**Instructions to follow:**
Copy every line of the listing that holds the string "Services".

**Given data:**

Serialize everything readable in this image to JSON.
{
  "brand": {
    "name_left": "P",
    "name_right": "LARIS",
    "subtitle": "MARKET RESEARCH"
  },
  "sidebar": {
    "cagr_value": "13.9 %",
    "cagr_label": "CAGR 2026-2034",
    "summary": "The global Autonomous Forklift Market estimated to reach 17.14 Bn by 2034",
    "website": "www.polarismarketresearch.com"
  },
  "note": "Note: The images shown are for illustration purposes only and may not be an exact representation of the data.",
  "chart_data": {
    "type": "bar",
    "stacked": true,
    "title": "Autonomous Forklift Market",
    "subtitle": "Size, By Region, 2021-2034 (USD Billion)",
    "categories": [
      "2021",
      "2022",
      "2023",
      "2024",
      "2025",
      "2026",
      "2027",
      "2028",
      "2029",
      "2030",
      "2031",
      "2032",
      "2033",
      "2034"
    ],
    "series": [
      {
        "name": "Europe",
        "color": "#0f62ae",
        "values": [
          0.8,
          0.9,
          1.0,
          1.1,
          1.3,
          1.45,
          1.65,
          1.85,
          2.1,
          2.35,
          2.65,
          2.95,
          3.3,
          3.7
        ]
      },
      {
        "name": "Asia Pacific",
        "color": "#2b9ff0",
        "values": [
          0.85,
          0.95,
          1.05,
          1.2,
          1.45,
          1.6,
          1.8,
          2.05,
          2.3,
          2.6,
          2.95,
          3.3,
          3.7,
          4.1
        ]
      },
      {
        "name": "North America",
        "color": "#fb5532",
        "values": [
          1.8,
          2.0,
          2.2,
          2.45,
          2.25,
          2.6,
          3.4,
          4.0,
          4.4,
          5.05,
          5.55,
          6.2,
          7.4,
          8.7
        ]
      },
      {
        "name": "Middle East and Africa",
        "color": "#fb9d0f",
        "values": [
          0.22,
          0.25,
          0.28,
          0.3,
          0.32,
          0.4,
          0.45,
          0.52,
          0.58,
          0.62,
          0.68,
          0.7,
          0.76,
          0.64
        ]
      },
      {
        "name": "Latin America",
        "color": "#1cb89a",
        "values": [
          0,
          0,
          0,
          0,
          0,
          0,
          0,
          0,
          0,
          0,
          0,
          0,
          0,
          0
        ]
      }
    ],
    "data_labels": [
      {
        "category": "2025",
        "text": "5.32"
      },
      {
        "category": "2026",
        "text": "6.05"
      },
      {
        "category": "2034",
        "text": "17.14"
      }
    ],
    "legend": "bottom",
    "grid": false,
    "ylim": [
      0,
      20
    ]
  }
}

---

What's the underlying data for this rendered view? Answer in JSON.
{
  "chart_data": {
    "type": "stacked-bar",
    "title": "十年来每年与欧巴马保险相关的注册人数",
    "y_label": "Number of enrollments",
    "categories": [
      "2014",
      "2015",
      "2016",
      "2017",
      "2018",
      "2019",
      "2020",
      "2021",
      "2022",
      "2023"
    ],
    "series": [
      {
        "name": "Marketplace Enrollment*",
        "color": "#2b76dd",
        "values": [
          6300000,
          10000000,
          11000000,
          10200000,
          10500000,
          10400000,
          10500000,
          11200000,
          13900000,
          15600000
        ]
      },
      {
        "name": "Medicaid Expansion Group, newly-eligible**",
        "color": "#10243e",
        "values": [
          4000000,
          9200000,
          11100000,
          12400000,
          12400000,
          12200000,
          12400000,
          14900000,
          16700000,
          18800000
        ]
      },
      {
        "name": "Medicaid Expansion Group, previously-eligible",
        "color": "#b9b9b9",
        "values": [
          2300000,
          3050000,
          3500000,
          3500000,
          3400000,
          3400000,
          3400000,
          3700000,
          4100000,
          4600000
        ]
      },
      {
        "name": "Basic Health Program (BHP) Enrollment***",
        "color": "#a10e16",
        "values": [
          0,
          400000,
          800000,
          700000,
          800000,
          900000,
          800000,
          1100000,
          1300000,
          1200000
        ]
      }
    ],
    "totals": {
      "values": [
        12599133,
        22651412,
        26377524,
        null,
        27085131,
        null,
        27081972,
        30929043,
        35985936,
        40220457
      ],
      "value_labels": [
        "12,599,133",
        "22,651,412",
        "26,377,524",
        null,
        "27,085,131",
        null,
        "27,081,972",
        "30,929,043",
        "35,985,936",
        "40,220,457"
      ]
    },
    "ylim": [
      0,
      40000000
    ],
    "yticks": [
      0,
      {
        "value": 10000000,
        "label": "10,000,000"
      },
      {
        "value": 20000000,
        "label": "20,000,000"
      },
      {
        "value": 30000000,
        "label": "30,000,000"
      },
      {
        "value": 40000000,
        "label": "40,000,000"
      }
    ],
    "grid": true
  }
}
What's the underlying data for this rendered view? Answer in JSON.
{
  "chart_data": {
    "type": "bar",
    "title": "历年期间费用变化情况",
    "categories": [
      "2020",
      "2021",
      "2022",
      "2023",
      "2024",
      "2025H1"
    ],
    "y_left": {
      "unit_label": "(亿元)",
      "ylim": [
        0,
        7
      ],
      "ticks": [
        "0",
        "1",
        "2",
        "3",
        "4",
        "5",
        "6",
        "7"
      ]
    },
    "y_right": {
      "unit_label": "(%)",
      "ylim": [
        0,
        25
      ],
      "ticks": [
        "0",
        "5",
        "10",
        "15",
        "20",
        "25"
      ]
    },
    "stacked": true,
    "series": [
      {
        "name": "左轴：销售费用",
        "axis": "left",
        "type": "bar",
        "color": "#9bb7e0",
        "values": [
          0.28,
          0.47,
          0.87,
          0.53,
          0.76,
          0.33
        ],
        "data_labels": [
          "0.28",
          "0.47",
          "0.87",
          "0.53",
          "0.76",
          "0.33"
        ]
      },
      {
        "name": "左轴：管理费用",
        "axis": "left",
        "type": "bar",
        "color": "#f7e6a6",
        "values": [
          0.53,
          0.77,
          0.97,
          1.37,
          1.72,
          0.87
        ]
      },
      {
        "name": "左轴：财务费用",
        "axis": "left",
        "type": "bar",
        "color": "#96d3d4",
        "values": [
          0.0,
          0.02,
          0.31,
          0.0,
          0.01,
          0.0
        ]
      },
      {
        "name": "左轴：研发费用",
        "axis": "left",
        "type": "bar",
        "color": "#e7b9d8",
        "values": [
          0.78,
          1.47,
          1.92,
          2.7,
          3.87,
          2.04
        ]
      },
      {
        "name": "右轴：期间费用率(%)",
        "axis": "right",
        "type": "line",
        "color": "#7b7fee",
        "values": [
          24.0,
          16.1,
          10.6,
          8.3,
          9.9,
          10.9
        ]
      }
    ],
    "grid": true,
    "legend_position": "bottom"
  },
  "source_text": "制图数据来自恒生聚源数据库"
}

---

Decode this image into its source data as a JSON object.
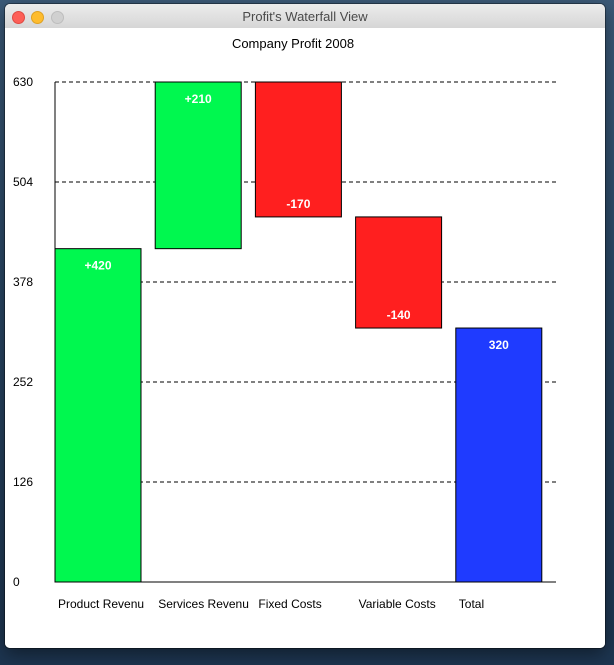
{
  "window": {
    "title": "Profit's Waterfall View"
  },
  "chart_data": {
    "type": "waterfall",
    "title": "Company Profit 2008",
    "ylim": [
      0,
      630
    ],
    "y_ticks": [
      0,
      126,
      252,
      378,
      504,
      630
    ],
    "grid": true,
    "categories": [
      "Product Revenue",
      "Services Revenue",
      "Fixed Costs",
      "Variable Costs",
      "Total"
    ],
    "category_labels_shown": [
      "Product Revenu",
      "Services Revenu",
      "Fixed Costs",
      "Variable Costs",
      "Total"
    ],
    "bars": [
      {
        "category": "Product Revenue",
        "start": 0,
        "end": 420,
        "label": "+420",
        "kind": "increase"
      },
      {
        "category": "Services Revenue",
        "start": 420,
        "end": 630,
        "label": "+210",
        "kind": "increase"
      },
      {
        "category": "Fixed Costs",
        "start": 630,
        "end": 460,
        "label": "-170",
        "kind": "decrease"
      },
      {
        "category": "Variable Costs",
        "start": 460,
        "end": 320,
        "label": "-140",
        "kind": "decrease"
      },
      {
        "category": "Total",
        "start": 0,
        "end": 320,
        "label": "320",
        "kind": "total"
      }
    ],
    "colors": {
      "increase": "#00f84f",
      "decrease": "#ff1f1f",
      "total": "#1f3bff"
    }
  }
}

**The completed task:**
      "Services Revenue",
      "Services Revenu",
        "category": "Services Revenue",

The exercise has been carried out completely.